Stored records
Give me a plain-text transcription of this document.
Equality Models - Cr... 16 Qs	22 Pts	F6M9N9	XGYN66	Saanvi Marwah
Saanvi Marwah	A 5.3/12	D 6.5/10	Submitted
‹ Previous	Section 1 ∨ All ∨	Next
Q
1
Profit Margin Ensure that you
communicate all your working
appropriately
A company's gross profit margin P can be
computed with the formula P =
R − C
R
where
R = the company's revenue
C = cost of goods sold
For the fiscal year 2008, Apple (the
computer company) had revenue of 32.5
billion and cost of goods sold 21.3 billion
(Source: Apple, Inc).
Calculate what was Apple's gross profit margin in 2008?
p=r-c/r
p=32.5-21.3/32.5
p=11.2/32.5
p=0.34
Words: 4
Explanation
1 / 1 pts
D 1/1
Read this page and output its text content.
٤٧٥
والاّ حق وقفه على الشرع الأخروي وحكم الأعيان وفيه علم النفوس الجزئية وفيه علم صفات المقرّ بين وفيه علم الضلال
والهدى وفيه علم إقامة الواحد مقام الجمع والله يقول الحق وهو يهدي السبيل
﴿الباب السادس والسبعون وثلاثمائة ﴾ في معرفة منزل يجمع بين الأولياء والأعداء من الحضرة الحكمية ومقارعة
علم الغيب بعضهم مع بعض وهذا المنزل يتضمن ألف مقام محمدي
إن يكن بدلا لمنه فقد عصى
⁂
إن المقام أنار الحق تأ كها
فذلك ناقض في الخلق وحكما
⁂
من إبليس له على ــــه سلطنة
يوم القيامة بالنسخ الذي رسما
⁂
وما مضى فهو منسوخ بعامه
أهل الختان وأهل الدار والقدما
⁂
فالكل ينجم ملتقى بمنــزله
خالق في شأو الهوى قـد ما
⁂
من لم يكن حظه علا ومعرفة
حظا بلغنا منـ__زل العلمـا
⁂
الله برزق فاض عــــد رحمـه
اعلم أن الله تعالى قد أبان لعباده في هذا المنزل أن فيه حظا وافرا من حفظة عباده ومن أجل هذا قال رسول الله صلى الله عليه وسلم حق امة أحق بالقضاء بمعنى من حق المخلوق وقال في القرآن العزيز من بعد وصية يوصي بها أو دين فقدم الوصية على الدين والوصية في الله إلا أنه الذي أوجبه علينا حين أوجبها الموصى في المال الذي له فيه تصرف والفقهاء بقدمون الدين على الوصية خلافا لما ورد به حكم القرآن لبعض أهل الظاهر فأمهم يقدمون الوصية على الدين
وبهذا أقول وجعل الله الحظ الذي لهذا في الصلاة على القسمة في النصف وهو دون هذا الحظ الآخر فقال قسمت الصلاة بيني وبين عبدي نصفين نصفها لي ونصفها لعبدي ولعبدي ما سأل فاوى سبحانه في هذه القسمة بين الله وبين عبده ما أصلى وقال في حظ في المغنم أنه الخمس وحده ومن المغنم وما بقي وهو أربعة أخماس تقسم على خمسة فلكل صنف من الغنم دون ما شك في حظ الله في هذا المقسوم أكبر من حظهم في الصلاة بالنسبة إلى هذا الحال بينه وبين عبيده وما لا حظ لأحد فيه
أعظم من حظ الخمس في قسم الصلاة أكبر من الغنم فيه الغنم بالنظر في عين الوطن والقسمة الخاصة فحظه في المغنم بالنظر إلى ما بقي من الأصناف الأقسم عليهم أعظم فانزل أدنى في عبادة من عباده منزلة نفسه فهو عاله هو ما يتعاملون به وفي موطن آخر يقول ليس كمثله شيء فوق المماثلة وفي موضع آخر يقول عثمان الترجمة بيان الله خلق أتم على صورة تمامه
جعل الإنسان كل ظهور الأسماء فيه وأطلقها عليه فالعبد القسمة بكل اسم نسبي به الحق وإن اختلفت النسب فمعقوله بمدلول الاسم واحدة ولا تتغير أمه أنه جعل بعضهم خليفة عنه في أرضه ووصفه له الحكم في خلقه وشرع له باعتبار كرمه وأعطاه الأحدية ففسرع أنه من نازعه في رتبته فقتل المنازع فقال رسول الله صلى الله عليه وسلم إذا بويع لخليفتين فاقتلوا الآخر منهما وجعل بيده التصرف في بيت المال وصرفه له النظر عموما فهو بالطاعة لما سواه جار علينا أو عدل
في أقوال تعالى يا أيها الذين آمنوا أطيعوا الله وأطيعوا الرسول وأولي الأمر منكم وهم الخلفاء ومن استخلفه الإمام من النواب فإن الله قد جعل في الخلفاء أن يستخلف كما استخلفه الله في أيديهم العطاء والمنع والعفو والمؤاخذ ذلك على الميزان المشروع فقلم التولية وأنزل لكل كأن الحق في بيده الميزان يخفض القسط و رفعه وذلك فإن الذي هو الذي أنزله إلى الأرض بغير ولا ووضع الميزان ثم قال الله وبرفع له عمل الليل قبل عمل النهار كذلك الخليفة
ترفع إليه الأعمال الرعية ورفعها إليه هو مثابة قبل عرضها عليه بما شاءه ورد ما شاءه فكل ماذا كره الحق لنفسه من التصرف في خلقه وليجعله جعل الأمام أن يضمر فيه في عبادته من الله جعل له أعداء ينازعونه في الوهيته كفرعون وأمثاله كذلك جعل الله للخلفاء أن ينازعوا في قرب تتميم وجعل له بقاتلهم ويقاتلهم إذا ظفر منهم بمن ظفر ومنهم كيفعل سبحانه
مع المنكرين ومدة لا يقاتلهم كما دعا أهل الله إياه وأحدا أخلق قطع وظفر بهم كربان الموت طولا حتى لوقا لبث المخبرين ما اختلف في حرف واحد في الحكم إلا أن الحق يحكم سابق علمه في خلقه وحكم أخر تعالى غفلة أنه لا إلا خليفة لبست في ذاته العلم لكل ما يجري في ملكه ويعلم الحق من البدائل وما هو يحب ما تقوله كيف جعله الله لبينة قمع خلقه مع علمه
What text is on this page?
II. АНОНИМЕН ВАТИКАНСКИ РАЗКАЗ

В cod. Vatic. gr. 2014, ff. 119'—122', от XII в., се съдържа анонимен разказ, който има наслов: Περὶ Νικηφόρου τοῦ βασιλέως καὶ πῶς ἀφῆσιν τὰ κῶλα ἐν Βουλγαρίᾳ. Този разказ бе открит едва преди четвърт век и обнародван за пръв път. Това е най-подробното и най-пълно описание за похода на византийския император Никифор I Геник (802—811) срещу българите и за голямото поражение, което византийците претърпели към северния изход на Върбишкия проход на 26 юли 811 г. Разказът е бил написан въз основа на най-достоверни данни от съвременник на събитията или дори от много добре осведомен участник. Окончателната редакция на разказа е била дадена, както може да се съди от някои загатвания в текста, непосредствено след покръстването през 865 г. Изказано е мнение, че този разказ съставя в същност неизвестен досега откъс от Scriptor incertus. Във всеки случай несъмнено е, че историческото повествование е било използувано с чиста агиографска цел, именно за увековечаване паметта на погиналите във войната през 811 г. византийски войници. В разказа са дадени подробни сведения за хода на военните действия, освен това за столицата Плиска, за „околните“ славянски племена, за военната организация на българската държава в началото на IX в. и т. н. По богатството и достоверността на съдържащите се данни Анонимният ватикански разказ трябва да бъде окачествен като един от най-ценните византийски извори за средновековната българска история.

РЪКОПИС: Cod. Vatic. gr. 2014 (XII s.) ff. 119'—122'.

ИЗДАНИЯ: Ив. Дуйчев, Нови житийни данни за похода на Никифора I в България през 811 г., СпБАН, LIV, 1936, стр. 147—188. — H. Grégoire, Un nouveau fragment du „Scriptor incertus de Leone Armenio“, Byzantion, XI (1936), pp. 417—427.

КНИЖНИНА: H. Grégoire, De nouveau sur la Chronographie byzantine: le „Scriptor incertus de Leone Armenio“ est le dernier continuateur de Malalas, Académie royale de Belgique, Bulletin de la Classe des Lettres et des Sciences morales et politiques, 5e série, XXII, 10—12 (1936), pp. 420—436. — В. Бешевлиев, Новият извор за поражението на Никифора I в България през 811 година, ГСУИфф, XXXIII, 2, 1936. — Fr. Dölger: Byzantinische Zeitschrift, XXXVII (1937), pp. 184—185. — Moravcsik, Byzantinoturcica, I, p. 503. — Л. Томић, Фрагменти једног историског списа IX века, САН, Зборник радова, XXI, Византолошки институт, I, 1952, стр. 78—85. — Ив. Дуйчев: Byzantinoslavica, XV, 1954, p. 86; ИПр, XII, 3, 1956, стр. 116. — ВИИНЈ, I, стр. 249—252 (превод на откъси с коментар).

Stated goal
Of the lines in the material, how many hold the word "عباده"? Reply with the number only.

Task answer
2